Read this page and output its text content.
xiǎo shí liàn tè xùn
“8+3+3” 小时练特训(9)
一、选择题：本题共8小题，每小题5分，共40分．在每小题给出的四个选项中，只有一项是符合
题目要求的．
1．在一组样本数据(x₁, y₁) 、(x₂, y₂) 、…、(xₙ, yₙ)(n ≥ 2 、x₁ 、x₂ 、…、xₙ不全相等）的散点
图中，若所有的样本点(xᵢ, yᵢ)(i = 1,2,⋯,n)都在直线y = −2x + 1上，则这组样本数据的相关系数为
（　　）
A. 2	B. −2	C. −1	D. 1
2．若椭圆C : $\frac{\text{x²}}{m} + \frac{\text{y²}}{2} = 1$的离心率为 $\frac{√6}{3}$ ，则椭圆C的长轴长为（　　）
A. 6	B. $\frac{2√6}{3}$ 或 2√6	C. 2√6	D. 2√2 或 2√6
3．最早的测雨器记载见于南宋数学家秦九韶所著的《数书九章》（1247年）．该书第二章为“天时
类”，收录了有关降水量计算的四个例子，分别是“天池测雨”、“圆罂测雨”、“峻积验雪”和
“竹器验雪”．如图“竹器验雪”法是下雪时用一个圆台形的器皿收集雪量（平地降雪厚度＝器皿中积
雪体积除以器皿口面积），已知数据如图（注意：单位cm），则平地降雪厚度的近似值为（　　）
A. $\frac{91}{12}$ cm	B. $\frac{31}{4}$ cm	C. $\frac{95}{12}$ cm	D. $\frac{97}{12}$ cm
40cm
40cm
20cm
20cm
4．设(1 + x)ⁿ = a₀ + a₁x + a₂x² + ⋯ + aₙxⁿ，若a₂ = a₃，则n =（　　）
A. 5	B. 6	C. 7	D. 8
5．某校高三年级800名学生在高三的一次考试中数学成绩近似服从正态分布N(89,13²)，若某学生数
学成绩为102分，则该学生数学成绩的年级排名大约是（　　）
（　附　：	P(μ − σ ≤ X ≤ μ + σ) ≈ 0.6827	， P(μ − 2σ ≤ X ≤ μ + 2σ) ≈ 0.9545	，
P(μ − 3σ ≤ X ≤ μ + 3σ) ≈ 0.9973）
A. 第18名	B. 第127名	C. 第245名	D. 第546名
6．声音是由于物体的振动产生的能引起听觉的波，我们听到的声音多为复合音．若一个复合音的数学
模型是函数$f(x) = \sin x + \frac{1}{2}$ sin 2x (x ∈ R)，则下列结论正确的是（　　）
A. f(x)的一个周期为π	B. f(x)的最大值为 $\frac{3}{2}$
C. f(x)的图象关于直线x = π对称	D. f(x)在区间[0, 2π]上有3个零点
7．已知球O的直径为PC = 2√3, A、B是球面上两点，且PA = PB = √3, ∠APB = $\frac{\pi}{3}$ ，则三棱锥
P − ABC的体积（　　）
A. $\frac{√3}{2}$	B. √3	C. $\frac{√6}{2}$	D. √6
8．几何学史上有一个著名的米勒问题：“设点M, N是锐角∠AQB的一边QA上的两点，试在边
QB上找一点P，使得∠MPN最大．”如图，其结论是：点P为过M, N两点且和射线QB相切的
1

────────────────────────────────────────

Copy each line of the data above without altering a single character.

• _The solution_:
Read this page and output its text content.
xiǎo shí liàn tè xùn
“8+3+3” 小时练特训(9)
一、选择题：本题共8小题，每小题5分，共40分．在每小题给出的四个选项中，只有一项是符合
题目要求的．
1．在一组样本数据(x₁, y₁) 、(x₂, y₂) 、…、(xₙ, yₙ)(n ≥ 2 、x₁ 、x₂ 、…、xₙ不全相等）的散点
图中，若所有的样本点(xᵢ, yᵢ)(i = 1,2,⋯,n)都在直线y = −2x + 1上，则这组样本数据的相关系数为
（　　）
A. 2	B. −2	C. −1	D. 1
2．若椭圆C : $\frac{\text{x²}}{m} + \frac{\text{y²}}{2} = 1$的离心率为 $\frac{√6}{3}$ ，则椭圆C的长轴长为（　　）
A. 6	B. $\frac{2√6}{3}$ 或 2√6	C. 2√6	D. 2√2 或 2√6
3．最早的测雨器记载见于南宋数学家秦九韶所著的《数书九章》（1247年）．该书第二章为“天时
类”，收录了有关降水量计算的四个例子，分别是“天池测雨”、“圆罂测雨”、“峻积验雪”和
“竹器验雪”．如图“竹器验雪”法是下雪时用一个圆台形的器皿收集雪量（平地降雪厚度＝器皿中积
雪体积除以器皿口面积），已知数据如图（注意：单位cm），则平地降雪厚度的近似值为（　　）
A. $\frac{91}{12}$ cm	B. $\frac{31}{4}$ cm	C. $\frac{95}{12}$ cm	D. $\frac{97}{12}$ cm
40cm
40cm
20cm
20cm
4．设(1 + x)ⁿ = a₀ + a₁x + a₂x² + ⋯ + aₙxⁿ，若a₂ = a₃，则n =（　　）
A. 5	B. 6	C. 7	D. 8
5．某校高三年级800名学生在高三的一次考试中数学成绩近似服从正态分布N(89,13²)，若某学生数
学成绩为102分，则该学生数学成绩的年级排名大约是（　　）
（　附　：	P(μ − σ ≤ X ≤ μ + σ) ≈ 0.6827	， P(μ − 2σ ≤ X ≤ μ + 2σ) ≈ 0.9545	，
P(μ − 3σ ≤ X ≤ μ + 3σ) ≈ 0.9973）
A. 第18名	B. 第127名	C. 第245名	D. 第546名
6．声音是由于物体的振动产生的能引起听觉的波，我们听到的声音多为复合音．若一个复合音的数学
模型是函数$f(x) = \sin x + \frac{1}{2}$ sin 2x (x ∈ R)，则下列结论正确的是（　　）
A. f(x)的一个周期为π	B. f(x)的最大值为 $\frac{3}{2}$
C. f(x)的图象关于直线x = π对称	D. f(x)在区间[0, 2π]上有3个零点
7．已知球O的直径为PC = 2√3, A、B是球面上两点，且PA = PB = √3, ∠APB = $\frac{\pi}{3}$ ，则三棱锥
P − ABC的体积（　　）
A. $\frac{√3}{2}$	B. √3	C. $\frac{√6}{2}$	D. √6
8．几何学史上有一个著名的米勒问题：“设点M, N是锐角∠AQB的一边QA上的两点，试在边
QB上找一点P，使得∠MPN最大．”如图，其结论是：点P为过M, N两点且和射线QB相切的
1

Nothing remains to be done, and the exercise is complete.